EXERCISE REQUIREMENTS —
Copy each line in the data that includes the word "text".

Collected data entries —

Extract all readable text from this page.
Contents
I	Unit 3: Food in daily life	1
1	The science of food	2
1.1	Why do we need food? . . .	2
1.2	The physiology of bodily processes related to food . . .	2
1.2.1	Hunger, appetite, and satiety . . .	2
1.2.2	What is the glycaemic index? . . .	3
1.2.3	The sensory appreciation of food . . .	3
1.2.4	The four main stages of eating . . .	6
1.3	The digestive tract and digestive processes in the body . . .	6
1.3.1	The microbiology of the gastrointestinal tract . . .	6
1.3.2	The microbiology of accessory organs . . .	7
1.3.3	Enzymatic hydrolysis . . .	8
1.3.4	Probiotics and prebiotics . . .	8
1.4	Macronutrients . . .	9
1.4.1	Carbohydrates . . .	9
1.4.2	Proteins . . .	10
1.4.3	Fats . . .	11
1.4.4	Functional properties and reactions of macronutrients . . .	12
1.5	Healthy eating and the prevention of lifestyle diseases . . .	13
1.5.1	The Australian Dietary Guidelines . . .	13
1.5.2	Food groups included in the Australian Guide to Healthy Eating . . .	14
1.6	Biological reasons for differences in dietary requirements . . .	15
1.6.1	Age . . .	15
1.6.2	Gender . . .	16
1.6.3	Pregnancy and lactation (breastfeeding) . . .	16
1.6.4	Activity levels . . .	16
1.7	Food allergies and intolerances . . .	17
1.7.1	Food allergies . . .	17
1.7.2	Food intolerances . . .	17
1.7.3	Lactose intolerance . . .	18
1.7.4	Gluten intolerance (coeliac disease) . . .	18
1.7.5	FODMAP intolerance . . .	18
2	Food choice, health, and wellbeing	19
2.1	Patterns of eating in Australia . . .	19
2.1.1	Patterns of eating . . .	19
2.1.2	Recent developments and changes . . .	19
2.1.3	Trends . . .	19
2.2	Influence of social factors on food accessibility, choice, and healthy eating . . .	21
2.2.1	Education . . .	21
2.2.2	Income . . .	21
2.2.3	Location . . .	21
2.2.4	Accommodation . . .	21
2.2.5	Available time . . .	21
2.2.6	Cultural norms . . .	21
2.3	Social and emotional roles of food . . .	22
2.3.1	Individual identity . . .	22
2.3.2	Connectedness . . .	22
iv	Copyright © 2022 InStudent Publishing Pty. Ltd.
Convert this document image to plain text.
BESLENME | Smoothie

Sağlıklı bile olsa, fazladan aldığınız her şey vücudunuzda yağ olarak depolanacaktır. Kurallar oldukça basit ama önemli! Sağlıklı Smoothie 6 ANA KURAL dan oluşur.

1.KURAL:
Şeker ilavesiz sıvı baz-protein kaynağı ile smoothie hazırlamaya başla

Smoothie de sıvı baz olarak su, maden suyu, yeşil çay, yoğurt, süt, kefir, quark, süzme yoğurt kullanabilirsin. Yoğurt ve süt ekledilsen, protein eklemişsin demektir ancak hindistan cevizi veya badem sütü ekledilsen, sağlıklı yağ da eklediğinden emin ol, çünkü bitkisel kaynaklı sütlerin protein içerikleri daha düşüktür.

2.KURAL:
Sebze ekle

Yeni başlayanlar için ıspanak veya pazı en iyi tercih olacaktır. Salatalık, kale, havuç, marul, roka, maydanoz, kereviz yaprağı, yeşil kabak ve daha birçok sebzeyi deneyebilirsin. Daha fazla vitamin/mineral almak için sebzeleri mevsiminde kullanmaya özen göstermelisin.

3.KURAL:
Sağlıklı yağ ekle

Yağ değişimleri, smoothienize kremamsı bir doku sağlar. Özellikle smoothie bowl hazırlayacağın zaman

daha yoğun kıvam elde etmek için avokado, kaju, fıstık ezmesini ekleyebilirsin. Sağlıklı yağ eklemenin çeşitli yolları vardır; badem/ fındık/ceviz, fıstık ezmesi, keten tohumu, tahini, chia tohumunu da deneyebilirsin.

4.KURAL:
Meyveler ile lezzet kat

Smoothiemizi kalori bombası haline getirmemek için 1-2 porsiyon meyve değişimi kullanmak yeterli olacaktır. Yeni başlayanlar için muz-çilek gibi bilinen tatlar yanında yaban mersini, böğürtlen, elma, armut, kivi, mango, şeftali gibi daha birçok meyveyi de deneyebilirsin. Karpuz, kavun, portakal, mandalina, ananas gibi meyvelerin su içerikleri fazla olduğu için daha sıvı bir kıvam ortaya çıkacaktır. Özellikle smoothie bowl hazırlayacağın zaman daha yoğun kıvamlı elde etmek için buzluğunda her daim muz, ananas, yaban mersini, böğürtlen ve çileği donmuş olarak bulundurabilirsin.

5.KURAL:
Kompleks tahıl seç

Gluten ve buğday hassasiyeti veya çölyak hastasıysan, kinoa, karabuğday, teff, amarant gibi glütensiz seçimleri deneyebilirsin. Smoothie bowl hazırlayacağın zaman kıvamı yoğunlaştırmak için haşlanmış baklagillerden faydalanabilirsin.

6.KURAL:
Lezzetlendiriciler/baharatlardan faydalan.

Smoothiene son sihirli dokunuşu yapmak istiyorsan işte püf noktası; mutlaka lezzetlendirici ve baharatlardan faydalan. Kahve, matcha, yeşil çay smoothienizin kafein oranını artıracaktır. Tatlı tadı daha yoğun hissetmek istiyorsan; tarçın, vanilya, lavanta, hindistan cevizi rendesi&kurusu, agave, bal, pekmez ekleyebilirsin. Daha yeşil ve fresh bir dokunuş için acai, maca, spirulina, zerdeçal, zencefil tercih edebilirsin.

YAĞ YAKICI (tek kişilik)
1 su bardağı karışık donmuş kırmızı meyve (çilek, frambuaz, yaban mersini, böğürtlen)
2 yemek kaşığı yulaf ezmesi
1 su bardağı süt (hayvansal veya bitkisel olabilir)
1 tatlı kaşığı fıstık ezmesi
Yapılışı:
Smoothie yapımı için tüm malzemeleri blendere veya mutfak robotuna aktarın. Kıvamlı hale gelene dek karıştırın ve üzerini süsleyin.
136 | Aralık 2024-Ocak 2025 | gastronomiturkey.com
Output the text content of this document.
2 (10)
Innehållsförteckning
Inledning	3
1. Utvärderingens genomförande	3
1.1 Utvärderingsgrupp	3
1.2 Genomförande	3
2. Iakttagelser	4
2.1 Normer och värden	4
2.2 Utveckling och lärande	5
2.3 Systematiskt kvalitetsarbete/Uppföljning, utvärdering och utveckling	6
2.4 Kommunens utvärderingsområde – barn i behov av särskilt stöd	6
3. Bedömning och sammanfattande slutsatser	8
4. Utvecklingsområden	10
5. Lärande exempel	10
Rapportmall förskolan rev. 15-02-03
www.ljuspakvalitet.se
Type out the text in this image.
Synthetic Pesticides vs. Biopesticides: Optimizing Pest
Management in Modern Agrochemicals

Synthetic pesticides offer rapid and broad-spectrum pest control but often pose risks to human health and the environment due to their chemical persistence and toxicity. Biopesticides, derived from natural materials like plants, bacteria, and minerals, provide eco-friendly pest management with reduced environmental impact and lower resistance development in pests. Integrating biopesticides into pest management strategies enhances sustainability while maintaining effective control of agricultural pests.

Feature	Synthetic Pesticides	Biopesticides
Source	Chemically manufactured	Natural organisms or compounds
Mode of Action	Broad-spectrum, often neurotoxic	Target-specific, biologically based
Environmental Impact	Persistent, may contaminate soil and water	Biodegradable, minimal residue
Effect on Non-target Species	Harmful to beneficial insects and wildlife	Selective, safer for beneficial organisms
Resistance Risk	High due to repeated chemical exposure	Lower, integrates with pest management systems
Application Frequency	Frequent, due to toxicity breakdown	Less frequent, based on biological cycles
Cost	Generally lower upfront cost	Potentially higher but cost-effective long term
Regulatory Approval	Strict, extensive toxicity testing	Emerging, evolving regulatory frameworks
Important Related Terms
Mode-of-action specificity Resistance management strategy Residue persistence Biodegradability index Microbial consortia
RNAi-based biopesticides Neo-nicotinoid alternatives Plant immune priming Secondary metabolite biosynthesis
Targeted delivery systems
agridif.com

COMPLETED EXERCISE —
Extract all readable text from this page.
Convert this document image to plain text.
Output the text content of this document.
Type out the text in this image.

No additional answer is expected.